STATED GOAL ->
Type the records out again in full, exactly.

THE INPUT ->

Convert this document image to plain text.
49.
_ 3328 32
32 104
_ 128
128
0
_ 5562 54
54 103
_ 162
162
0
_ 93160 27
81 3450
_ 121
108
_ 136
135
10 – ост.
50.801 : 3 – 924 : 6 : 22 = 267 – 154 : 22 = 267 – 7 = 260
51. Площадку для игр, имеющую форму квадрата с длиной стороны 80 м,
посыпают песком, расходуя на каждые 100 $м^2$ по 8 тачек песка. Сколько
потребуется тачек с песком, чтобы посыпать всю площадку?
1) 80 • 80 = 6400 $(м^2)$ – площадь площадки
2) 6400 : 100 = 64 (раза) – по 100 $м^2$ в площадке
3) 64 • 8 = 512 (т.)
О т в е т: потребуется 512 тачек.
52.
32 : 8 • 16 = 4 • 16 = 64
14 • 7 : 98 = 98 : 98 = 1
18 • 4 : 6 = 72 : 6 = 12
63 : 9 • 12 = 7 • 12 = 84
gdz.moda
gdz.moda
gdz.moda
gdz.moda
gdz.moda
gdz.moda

SOLUTION FOR THIS TASK ->
Convert this document image to plain text.
49.
_ 3328 32
32 104
_ 128
128
0
_ 5562 54
54 103
_ 162
162
0
_ 93160 27
81 3450
_ 121
108
_ 136
135
10 – ост.
50.801 : 3 – 924 : 6 : 22 = 267 – 154 : 22 = 267 – 7 = 260
51. Площадку для игр, имеющую форму квадрата с длиной стороны 80 м,
посыпают песком, расходуя на каждые 100 $м^2$ по 8 тачек песка. Сколько
потребуется тачек с песком, чтобы посыпать всю площадку?
1) 80 • 80 = 6400 $(м^2)$ – площадь площадки
2) 6400 : 100 = 64 (раза) – по 100 $м^2$ в площадке
3) 64 • 8 = 512 (т.)
О т в е т: потребуется 512 тачек.
52.
32 : 8 • 16 = 4 • 16 = 64
14 • 7 : 98 = 98 : 98 = 1
18 • 4 : 6 = 72 : 6 = 12
63 : 9 • 12 = 7 • 12 = 84
gdz.moda
gdz.moda
gdz.moda
gdz.moda
gdz.moda
gdz.moda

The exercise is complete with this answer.